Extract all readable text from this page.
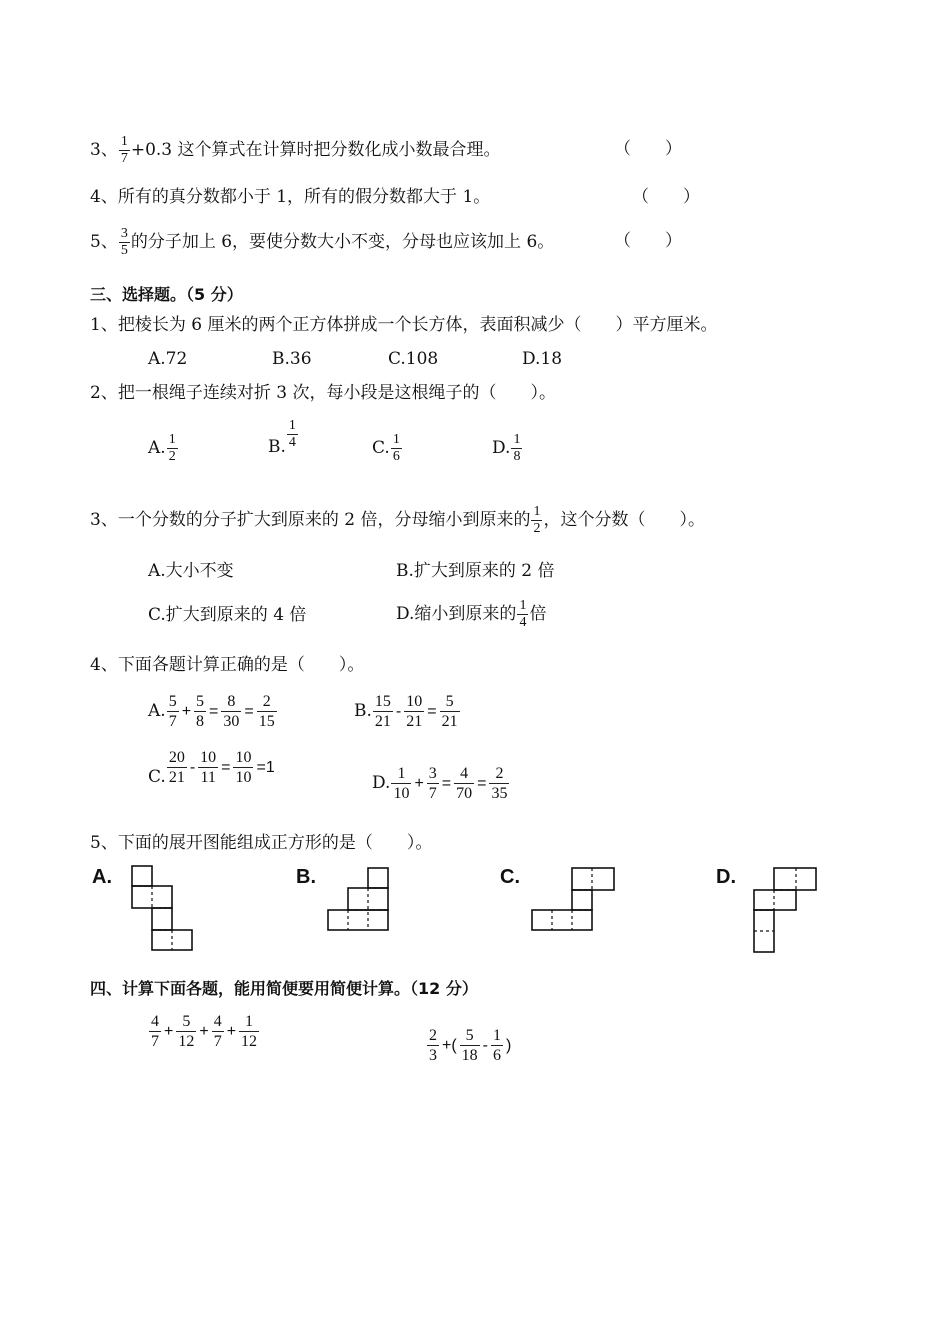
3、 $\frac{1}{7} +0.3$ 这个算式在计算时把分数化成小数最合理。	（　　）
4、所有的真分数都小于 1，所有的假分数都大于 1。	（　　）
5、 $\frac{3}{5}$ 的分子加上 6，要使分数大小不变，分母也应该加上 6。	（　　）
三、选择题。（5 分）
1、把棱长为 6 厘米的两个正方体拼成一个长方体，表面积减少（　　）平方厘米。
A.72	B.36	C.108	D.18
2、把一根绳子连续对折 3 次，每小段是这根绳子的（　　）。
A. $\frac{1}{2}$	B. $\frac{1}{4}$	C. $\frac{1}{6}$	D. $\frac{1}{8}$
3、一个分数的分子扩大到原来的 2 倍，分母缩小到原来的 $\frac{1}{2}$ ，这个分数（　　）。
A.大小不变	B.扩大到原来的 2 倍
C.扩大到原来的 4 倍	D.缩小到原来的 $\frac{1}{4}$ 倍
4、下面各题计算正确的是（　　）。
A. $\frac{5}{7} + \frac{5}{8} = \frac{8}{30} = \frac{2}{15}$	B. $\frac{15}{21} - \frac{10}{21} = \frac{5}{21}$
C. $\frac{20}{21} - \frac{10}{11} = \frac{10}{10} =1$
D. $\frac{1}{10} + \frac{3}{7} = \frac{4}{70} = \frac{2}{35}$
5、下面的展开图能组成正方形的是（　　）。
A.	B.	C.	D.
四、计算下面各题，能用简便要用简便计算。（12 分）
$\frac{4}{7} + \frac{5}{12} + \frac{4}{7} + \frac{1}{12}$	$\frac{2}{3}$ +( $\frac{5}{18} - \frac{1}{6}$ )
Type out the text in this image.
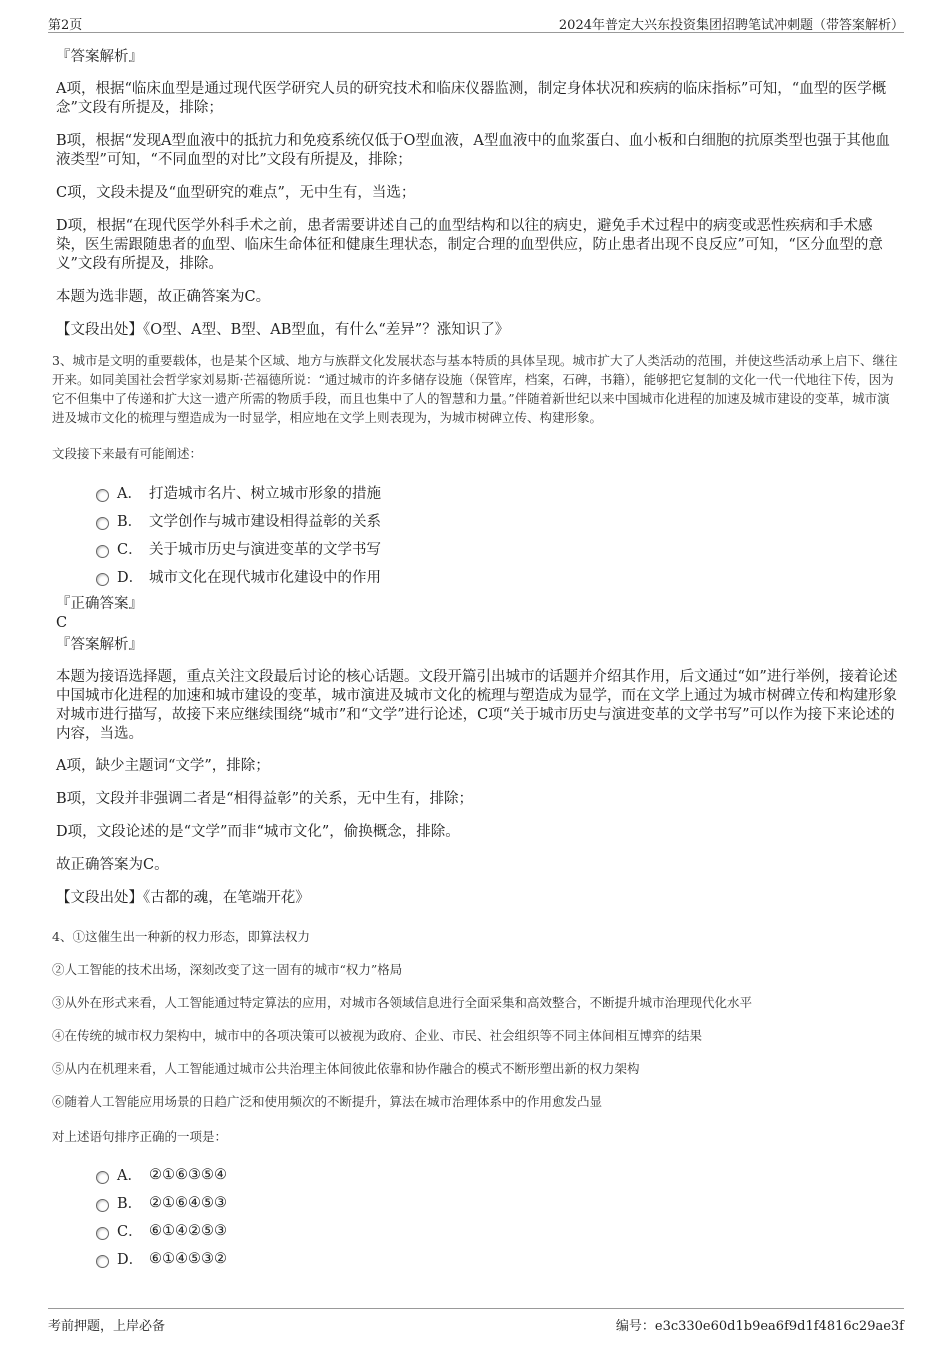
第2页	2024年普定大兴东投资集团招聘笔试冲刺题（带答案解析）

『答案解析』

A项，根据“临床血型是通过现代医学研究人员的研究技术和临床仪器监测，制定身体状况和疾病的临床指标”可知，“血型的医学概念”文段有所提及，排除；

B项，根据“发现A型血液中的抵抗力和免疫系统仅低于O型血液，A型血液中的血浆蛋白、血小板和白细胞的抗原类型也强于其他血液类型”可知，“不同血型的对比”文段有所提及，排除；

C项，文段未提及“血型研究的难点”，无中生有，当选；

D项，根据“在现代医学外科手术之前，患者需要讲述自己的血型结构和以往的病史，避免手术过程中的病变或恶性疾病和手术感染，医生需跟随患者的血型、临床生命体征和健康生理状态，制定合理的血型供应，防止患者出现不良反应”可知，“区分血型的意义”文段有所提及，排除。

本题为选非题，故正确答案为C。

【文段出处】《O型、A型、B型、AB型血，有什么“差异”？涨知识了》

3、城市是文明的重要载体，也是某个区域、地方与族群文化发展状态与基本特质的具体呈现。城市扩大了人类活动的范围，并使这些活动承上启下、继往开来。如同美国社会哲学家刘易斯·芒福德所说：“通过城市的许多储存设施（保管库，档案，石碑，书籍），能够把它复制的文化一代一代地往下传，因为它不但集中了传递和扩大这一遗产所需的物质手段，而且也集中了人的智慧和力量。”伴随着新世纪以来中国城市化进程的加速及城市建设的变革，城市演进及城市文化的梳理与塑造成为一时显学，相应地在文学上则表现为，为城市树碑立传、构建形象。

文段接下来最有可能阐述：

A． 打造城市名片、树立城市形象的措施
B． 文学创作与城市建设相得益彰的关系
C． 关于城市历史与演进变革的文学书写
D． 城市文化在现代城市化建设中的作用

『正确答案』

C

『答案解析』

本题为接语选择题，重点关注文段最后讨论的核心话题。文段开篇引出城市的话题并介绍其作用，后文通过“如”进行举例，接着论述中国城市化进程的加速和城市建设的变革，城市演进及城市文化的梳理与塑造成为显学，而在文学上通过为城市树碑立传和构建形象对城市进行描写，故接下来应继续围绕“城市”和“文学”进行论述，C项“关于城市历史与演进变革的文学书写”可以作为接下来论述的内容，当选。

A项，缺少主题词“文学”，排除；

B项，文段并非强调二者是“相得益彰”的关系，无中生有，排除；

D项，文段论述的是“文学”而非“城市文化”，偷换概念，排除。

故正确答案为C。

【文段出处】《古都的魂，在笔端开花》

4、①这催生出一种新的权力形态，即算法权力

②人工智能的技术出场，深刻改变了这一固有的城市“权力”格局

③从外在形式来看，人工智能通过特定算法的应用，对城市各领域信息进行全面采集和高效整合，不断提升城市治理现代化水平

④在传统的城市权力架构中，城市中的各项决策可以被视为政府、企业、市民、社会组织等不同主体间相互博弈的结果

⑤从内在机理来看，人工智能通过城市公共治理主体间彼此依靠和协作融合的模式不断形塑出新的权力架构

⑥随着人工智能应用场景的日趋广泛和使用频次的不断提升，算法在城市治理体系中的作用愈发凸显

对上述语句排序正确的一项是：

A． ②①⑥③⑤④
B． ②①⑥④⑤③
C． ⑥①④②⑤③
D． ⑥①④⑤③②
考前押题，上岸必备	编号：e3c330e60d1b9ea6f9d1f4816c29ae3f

-----

■ **Written exercise**: Go through the listing above and write it all out exactly, leaving out any picture.

■ **Solution**:
Extract all readable text from this page.
3、 $\frac{1}{7} +0.3$ 这个算式在计算时把分数化成小数最合理。	（　　）
4、所有的真分数都小于 1，所有的假分数都大于 1。	（　　）
5、 $\frac{3}{5}$ 的分子加上 6，要使分数大小不变，分母也应该加上 6。	（　　）
三、选择题。（5 分）
1、把棱长为 6 厘米的两个正方体拼成一个长方体，表面积减少（　　）平方厘米。
A.72	B.36	C.108	D.18
2、把一根绳子连续对折 3 次，每小段是这根绳子的（　　）。
A. $\frac{1}{2}$	B. $\frac{1}{4}$	C. $\frac{1}{6}$	D. $\frac{1}{8}$
3、一个分数的分子扩大到原来的 2 倍，分母缩小到原来的 $\frac{1}{2}$ ，这个分数（　　）。
A.大小不变	B.扩大到原来的 2 倍
C.扩大到原来的 4 倍	D.缩小到原来的 $\frac{1}{4}$ 倍
4、下面各题计算正确的是（　　）。
A. $\frac{5}{7} + \frac{5}{8} = \frac{8}{30} = \frac{2}{15}$	B. $\frac{15}{21} - \frac{10}{21} = \frac{5}{21}$
C. $\frac{20}{21} - \frac{10}{11} = \frac{10}{10} =1$
D. $\frac{1}{10} + \frac{3}{7} = \frac{4}{70} = \frac{2}{35}$
5、下面的展开图能组成正方形的是（　　）。
A.	B.	C.	D.
四、计算下面各题，能用简便要用简便计算。（12 分）
$\frac{4}{7} + \frac{5}{12} + \frac{4}{7} + \frac{1}{12}$	$\frac{2}{3}$ +( $\frac{5}{18} - \frac{1}{6}$ )
Type out the text in this image.
第2页	2024年普定大兴东投资集团招聘笔试冲刺题（带答案解析）

『答案解析』

A项，根据“临床血型是通过现代医学研究人员的研究技术和临床仪器监测，制定身体状况和疾病的临床指标”可知，“血型的医学概念”文段有所提及，排除；

B项，根据“发现A型血液中的抵抗力和免疫系统仅低于O型血液，A型血液中的血浆蛋白、血小板和白细胞的抗原类型也强于其他血液类型”可知，“不同血型的对比”文段有所提及，排除；

C项，文段未提及“血型研究的难点”，无中生有，当选；

D项，根据“在现代医学外科手术之前，患者需要讲述自己的血型结构和以往的病史，避免手术过程中的病变或恶性疾病和手术感染，医生需跟随患者的血型、临床生命体征和健康生理状态，制定合理的血型供应，防止患者出现不良反应”可知，“区分血型的意义”文段有所提及，排除。

本题为选非题，故正确答案为C。

【文段出处】《O型、A型、B型、AB型血，有什么“差异”？涨知识了》

3、城市是文明的重要载体，也是某个区域、地方与族群文化发展状态与基本特质的具体呈现。城市扩大了人类活动的范围，并使这些活动承上启下、继往开来。如同美国社会哲学家刘易斯·芒福德所说：“通过城市的许多储存设施（保管库，档案，石碑，书籍），能够把它复制的文化一代一代地往下传，因为它不但集中了传递和扩大这一遗产所需的物质手段，而且也集中了人的智慧和力量。”伴随着新世纪以来中国城市化进程的加速及城市建设的变革，城市演进及城市文化的梳理与塑造成为一时显学，相应地在文学上则表现为，为城市树碑立传、构建形象。

文段接下来最有可能阐述：

A． 打造城市名片、树立城市形象的措施
B． 文学创作与城市建设相得益彰的关系
C． 关于城市历史与演进变革的文学书写
D． 城市文化在现代城市化建设中的作用

『正确答案』

C

『答案解析』

本题为接语选择题，重点关注文段最后讨论的核心话题。文段开篇引出城市的话题并介绍其作用，后文通过“如”进行举例，接着论述中国城市化进程的加速和城市建设的变革，城市演进及城市文化的梳理与塑造成为显学，而在文学上通过为城市树碑立传和构建形象对城市进行描写，故接下来应继续围绕“城市”和“文学”进行论述，C项“关于城市历史与演进变革的文学书写”可以作为接下来论述的内容，当选。

A项，缺少主题词“文学”，排除；

B项，文段并非强调二者是“相得益彰”的关系，无中生有，排除；

D项，文段论述的是“文学”而非“城市文化”，偷换概念，排除。

故正确答案为C。

【文段出处】《古都的魂，在笔端开花》

4、①这催生出一种新的权力形态，即算法权力

②人工智能的技术出场，深刻改变了这一固有的城市“权力”格局

③从外在形式来看，人工智能通过特定算法的应用，对城市各领域信息进行全面采集和高效整合，不断提升城市治理现代化水平

④在传统的城市权力架构中，城市中的各项决策可以被视为政府、企业、市民、社会组织等不同主体间相互博弈的结果

⑤从内在机理来看，人工智能通过城市公共治理主体间彼此依靠和协作融合的模式不断形塑出新的权力架构

⑥随着人工智能应用场景的日趋广泛和使用频次的不断提升，算法在城市治理体系中的作用愈发凸显

对上述语句排序正确的一项是：

A． ②①⑥③⑤④
B． ②①⑥④⑤③
C． ⑥①④②⑤③
D． ⑥①④⑤③②
考前押题，上岸必备	编号：e3c330e60d1b9ea6f9d1f4816c29ae3f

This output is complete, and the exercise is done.